··· Supplied material ···

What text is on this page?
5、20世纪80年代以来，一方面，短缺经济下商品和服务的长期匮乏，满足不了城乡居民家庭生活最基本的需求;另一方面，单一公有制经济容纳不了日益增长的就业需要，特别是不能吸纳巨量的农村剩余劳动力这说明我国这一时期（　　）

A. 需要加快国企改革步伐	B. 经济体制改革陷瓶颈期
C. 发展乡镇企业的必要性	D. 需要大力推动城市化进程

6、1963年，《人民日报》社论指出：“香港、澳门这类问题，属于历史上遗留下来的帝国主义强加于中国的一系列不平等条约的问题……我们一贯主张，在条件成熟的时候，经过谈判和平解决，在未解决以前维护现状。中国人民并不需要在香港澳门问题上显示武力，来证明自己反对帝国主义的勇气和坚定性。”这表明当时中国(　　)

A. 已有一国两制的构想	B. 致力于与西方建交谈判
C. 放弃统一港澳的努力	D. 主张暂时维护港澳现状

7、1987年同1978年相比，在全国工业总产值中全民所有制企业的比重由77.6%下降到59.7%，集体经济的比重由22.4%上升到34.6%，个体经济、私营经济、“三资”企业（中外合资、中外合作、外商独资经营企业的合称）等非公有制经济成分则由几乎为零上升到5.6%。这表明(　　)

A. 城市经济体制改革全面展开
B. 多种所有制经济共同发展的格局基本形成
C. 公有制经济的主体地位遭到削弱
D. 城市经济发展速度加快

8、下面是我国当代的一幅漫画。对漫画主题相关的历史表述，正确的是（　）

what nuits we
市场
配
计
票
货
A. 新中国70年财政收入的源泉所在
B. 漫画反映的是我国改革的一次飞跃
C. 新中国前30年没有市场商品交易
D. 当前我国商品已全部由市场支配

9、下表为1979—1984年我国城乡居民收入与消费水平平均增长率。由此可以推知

···

What is being asked ▸
Write out every entry again exactly, please, with nothing missing.

Result of the task ▸
What text is on this page?
5、20世纪80年代以来，一方面，短缺经济下商品和服务的长期匮乏，满足不了城乡居民家庭生活最基本的需求;另一方面，单一公有制经济容纳不了日益增长的就业需要，特别是不能吸纳巨量的农村剩余劳动力这说明我国这一时期（　　）

A. 需要加快国企改革步伐	B. 经济体制改革陷瓶颈期
C. 发展乡镇企业的必要性	D. 需要大力推动城市化进程

6、1963年，《人民日报》社论指出：“香港、澳门这类问题，属于历史上遗留下来的帝国主义强加于中国的一系列不平等条约的问题……我们一贯主张，在条件成熟的时候，经过谈判和平解决，在未解决以前维护现状。中国人民并不需要在香港澳门问题上显示武力，来证明自己反对帝国主义的勇气和坚定性。”这表明当时中国(　　)

A. 已有一国两制的构想	B. 致力于与西方建交谈判
C. 放弃统一港澳的努力	D. 主张暂时维护港澳现状

7、1987年同1978年相比，在全国工业总产值中全民所有制企业的比重由77.6%下降到59.7%，集体经济的比重由22.4%上升到34.6%，个体经济、私营经济、“三资”企业（中外合资、中外合作、外商独资经营企业的合称）等非公有制经济成分则由几乎为零上升到5.6%。这表明(　　)

A. 城市经济体制改革全面展开
B. 多种所有制经济共同发展的格局基本形成
C. 公有制经济的主体地位遭到削弱
D. 城市经济发展速度加快

8、下面是我国当代的一幅漫画。对漫画主题相关的历史表述，正确的是（　）

what nuits we
市场
配
计
票
货
A. 新中国70年财政收入的源泉所在
B. 漫画反映的是我国改革的一次飞跃
C. 新中国前30年没有市场商品交易
D. 当前我国商品已全部由市场支配

9、下表为1979—1984年我国城乡居民收入与消费水平平均增长率。由此可以推知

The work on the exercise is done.